-------- Data --------

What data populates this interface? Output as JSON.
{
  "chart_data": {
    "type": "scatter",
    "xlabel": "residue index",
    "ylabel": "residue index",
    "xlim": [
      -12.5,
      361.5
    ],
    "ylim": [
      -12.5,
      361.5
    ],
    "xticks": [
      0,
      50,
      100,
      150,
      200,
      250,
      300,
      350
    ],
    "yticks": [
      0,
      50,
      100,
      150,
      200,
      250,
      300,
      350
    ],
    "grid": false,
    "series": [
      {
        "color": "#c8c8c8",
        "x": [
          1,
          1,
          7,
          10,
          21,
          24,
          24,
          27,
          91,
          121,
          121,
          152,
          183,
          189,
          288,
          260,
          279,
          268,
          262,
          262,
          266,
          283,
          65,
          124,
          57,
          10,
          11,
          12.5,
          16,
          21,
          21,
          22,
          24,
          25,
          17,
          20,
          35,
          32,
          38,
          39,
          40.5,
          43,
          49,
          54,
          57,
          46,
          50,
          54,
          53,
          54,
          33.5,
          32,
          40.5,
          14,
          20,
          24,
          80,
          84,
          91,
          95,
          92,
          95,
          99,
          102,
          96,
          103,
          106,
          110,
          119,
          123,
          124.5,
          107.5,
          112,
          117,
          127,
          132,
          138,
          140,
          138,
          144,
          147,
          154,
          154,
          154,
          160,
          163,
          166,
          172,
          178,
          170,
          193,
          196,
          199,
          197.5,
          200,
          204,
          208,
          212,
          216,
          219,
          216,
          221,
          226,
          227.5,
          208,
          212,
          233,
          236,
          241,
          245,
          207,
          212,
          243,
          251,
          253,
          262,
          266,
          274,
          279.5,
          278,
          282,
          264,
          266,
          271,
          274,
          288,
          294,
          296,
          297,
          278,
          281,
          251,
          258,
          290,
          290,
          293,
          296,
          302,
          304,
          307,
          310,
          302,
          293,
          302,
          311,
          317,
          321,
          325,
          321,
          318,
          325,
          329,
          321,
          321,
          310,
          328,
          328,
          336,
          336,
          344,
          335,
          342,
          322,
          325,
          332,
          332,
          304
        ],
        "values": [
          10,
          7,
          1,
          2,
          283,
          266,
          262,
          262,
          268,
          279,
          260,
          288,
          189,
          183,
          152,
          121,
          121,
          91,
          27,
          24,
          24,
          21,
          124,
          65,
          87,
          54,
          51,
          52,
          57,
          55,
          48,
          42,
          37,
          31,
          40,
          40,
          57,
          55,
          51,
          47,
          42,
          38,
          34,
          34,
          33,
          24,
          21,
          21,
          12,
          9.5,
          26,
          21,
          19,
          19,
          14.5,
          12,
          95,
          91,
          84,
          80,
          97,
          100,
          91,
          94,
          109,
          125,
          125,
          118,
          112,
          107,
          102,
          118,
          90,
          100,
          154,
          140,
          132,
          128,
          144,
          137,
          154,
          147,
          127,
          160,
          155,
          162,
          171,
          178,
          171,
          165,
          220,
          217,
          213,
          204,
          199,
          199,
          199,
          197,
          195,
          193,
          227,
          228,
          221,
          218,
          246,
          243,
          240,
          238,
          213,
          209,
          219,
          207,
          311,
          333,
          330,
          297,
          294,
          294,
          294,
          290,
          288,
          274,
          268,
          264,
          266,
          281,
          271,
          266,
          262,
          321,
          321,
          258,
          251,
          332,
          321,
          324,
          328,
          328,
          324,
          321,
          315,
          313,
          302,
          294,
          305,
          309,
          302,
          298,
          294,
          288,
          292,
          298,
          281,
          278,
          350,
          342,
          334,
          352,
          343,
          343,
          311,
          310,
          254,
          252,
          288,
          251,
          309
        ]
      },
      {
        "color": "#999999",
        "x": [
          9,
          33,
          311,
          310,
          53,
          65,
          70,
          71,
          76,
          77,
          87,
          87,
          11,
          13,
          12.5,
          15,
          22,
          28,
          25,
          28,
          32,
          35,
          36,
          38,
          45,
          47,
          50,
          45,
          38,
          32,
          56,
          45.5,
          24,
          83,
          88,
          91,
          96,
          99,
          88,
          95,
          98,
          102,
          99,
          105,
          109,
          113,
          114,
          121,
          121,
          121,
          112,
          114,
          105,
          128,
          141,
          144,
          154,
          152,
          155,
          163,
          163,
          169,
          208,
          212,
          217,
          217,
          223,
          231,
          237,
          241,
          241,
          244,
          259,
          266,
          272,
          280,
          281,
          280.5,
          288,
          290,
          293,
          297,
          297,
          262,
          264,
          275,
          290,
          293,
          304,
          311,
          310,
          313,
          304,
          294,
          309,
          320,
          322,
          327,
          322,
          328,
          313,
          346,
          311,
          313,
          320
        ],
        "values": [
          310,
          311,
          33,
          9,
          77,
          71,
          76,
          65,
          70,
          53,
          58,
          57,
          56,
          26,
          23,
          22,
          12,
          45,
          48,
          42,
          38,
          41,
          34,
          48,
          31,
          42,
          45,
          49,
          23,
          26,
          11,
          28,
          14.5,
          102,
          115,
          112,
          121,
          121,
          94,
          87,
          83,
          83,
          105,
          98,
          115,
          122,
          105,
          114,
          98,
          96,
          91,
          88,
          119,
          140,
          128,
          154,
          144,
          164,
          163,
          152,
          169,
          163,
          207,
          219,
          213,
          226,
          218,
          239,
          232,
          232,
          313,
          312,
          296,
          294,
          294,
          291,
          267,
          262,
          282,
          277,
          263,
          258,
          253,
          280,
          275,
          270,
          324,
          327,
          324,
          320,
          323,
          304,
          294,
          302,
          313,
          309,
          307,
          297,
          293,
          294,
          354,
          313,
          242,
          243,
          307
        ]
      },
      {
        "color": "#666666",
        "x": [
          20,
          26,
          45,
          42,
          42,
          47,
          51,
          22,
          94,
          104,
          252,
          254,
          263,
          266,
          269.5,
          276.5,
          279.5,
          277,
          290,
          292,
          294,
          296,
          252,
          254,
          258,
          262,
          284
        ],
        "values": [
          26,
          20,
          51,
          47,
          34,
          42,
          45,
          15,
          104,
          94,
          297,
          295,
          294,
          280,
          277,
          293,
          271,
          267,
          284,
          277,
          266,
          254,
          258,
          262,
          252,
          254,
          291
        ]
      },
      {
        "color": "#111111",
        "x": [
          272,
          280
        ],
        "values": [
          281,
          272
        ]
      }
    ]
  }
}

--------

**Work required**: Return each line that includes "residue".

**In response**:
    "xlabel": "residue index",
    "ylabel": "residue index",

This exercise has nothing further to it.